──────── RECORD LIST
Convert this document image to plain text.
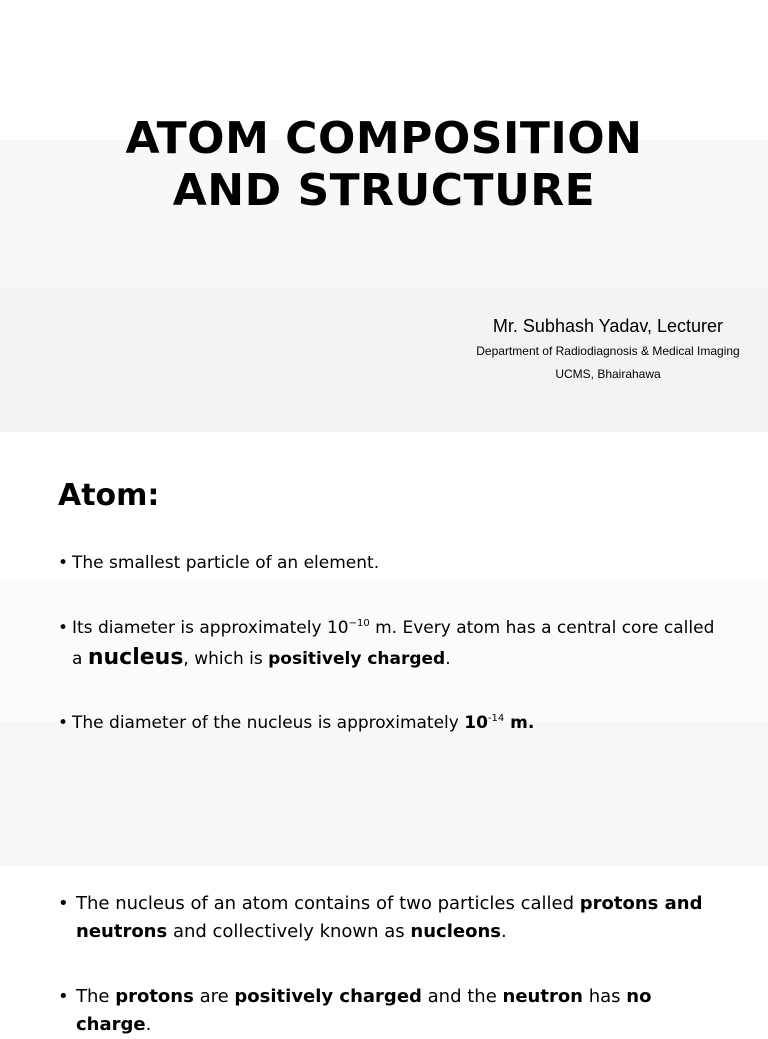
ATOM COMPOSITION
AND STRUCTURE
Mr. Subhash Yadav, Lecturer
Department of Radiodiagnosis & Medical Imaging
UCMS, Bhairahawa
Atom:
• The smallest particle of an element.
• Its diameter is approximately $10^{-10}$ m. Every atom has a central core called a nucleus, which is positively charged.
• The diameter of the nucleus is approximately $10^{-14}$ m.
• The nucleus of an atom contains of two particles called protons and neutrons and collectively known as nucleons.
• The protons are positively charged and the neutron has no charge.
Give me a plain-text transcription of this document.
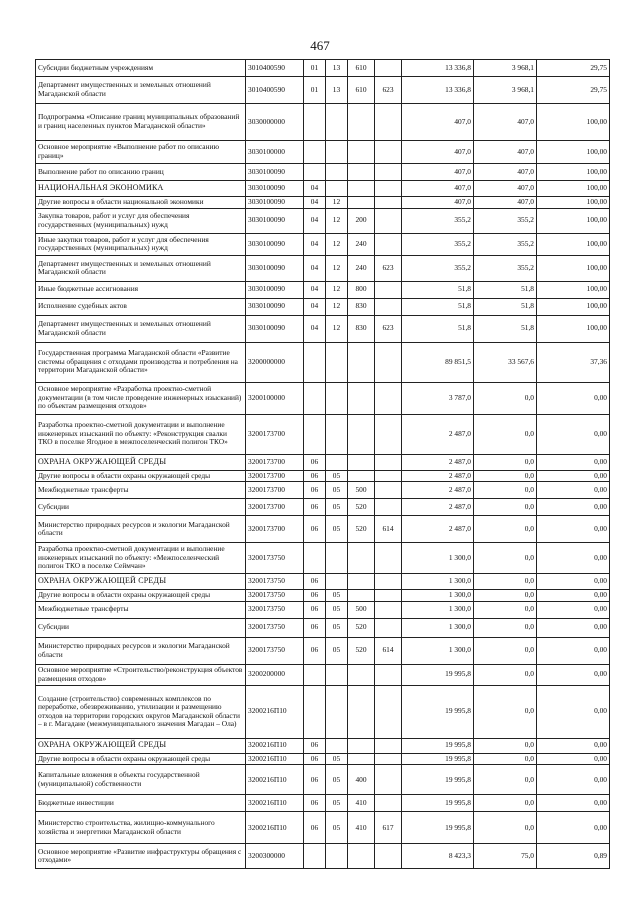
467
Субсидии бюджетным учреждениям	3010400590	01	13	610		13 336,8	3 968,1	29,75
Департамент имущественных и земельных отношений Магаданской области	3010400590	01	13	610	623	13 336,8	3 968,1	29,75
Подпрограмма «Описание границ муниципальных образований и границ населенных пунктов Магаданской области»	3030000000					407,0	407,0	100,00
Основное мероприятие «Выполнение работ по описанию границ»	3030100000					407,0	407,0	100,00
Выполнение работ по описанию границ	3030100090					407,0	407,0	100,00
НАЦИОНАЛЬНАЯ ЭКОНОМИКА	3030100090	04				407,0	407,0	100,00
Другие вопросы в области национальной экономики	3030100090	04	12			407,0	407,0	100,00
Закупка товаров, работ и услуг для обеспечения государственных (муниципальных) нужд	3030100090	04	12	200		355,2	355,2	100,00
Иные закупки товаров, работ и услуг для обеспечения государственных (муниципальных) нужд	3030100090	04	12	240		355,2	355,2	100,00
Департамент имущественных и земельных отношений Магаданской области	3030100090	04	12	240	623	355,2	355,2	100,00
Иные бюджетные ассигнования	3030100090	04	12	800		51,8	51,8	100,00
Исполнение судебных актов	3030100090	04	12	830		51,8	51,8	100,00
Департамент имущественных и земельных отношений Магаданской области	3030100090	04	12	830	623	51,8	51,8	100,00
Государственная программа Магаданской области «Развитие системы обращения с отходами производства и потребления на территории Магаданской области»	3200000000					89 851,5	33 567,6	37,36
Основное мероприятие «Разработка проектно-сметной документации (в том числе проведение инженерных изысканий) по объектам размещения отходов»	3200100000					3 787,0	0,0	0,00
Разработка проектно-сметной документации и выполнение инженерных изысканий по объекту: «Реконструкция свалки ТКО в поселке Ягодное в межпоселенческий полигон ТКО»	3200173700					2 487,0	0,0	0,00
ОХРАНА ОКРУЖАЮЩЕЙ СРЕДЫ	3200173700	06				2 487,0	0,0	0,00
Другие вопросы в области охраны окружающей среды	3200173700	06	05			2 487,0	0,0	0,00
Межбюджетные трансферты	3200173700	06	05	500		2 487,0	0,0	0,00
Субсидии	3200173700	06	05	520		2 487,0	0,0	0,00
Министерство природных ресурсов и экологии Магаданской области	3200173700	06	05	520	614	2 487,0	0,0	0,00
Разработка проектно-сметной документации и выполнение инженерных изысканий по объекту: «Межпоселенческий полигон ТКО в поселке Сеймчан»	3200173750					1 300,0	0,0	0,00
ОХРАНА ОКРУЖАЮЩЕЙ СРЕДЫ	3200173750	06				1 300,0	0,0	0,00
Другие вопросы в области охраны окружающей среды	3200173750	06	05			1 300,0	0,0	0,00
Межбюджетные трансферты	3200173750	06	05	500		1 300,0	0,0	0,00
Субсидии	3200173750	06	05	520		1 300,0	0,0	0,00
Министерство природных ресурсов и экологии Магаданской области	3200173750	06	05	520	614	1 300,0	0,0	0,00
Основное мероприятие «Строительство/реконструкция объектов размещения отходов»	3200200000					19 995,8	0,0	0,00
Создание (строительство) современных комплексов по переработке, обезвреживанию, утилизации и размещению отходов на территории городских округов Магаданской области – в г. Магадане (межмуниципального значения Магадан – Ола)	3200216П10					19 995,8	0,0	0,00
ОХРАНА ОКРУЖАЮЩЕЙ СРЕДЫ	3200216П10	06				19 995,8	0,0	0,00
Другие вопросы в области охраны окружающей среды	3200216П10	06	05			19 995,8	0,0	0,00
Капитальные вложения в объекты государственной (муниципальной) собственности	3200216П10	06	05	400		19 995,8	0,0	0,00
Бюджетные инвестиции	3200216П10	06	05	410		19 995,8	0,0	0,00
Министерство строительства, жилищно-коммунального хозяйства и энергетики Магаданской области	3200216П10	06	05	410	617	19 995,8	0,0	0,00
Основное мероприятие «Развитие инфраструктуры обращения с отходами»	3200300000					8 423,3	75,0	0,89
────────────────
Above are the entries; count how many of their lines contain the word "размещения" and give only that number.

◆ **SOLVED PROBLEM**:
2